**Instructions to follow:** For every line in the data below that contains "металла", copy the line.

**Material supplied:**
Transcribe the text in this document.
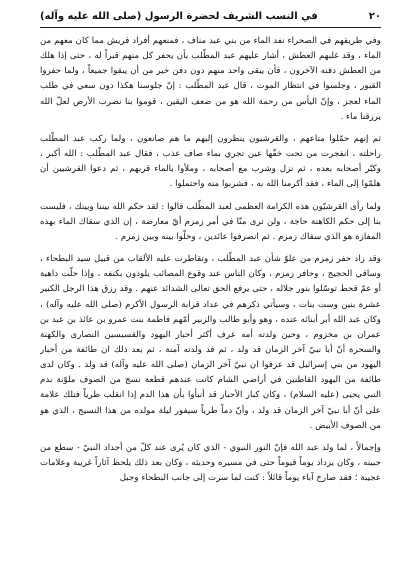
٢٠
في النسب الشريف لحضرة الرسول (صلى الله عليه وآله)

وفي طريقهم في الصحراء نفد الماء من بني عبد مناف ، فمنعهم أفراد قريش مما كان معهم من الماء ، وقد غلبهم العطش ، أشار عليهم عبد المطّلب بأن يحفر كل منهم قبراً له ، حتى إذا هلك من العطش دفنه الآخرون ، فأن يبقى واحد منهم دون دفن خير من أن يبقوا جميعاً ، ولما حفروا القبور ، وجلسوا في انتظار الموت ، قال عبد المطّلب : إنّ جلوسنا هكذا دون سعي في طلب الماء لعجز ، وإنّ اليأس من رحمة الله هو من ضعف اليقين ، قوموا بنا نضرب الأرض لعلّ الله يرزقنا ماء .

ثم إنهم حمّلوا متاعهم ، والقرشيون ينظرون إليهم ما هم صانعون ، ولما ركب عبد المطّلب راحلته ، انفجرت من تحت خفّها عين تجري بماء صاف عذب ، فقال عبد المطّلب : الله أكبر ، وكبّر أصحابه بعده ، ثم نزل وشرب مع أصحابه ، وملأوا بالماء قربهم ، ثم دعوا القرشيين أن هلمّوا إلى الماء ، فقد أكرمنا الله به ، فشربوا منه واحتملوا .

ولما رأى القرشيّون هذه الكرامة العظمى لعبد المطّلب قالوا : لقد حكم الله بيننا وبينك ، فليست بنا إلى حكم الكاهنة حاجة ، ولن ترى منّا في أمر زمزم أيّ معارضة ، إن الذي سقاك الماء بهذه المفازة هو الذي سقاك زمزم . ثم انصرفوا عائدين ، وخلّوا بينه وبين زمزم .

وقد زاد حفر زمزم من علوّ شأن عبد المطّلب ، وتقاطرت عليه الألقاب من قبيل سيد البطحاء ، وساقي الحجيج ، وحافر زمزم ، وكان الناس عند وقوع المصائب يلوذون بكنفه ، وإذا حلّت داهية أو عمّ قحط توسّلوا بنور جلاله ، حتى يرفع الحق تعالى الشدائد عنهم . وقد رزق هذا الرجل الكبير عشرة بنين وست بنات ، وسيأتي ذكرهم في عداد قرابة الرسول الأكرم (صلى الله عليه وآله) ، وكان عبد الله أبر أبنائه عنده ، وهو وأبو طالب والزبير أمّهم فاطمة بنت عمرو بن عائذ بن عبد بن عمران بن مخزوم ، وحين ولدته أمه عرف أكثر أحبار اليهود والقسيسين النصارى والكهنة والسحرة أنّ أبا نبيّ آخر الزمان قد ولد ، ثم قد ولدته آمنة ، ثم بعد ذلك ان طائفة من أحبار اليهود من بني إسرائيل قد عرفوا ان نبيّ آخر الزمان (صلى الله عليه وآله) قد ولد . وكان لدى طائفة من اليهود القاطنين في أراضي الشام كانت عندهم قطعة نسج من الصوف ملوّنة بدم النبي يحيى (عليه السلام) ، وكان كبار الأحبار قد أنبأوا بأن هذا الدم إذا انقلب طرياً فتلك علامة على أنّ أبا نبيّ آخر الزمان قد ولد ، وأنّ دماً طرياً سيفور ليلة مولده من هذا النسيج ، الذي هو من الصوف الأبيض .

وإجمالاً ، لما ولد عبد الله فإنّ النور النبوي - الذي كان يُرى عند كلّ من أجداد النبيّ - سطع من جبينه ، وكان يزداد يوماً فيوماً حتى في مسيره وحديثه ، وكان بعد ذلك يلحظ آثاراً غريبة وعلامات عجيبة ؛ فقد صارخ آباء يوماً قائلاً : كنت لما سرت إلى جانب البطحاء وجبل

...

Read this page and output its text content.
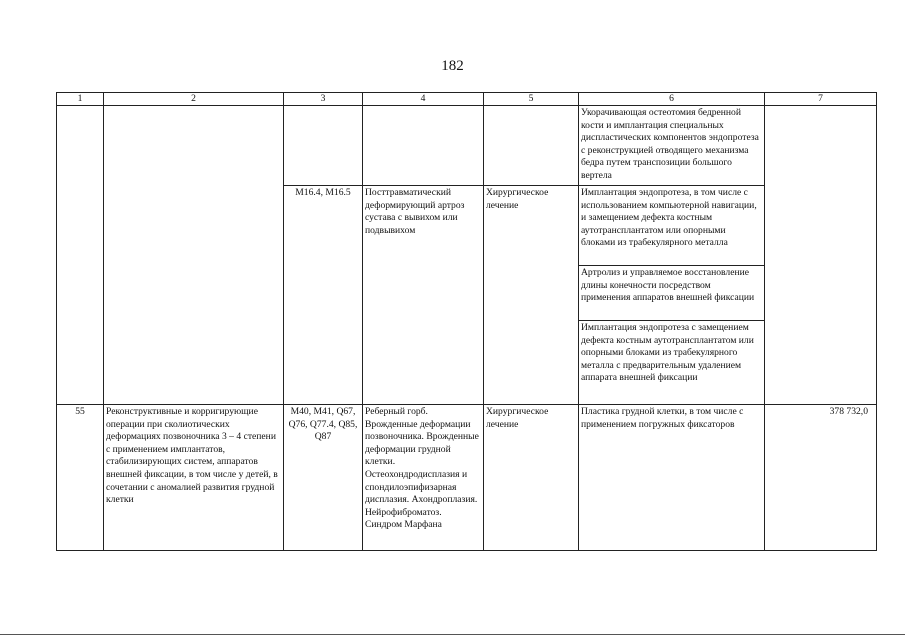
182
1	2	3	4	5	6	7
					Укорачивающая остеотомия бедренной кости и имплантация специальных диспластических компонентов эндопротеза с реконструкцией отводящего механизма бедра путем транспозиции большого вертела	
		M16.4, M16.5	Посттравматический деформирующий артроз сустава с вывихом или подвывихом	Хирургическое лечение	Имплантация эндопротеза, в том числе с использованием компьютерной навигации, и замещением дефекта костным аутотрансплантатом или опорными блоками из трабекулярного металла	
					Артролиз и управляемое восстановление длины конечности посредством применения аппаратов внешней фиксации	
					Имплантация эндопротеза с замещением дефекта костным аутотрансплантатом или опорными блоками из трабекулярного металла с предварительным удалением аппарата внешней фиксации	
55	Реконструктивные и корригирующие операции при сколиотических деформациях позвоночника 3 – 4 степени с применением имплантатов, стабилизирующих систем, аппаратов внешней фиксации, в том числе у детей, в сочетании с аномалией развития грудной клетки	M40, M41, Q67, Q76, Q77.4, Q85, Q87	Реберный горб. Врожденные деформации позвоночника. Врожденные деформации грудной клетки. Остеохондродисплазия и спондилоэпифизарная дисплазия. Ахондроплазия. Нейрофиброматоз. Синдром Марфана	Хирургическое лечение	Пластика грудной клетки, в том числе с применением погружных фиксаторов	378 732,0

---

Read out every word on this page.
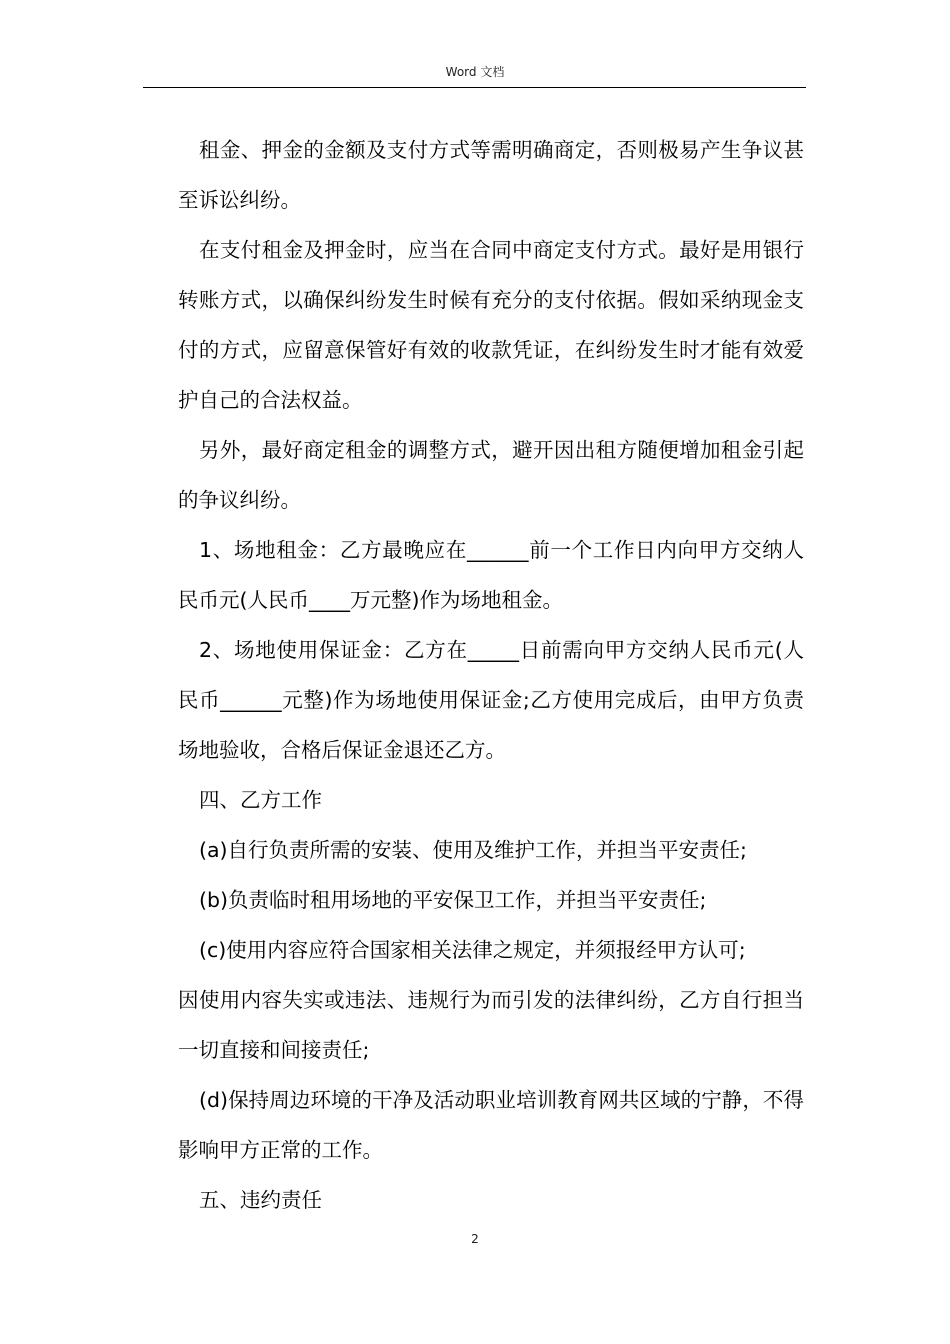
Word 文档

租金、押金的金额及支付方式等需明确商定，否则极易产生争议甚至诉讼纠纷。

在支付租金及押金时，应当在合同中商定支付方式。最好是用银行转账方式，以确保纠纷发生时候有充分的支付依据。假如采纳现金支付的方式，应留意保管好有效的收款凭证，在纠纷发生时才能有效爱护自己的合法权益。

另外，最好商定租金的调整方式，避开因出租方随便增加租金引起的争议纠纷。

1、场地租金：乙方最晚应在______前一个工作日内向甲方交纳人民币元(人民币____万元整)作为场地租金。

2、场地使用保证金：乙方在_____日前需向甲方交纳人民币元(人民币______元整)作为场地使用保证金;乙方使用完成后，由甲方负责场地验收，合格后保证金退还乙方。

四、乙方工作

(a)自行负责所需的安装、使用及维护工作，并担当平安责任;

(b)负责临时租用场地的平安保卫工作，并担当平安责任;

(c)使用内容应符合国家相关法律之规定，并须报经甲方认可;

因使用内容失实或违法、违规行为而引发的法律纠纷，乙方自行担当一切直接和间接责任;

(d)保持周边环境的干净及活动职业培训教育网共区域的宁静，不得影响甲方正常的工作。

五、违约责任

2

**Result of the exercise:**
		M16.4, M16.5	Посттравматический деформирующий артроз сустава с вывихом или подвывихом	Хирургическое лечение	Имплантация эндопротеза, в том числе с использованием компьютерной навигации, и замещением дефекта костным аутотрансплантатом или опорными блоками из трабекулярного металла	
					Имплантация эндопротеза с замещением дефекта костным аутотрансплантатом или опорными блоками из трабекулярного металла с предварительным удалением аппарата внешней фиксации	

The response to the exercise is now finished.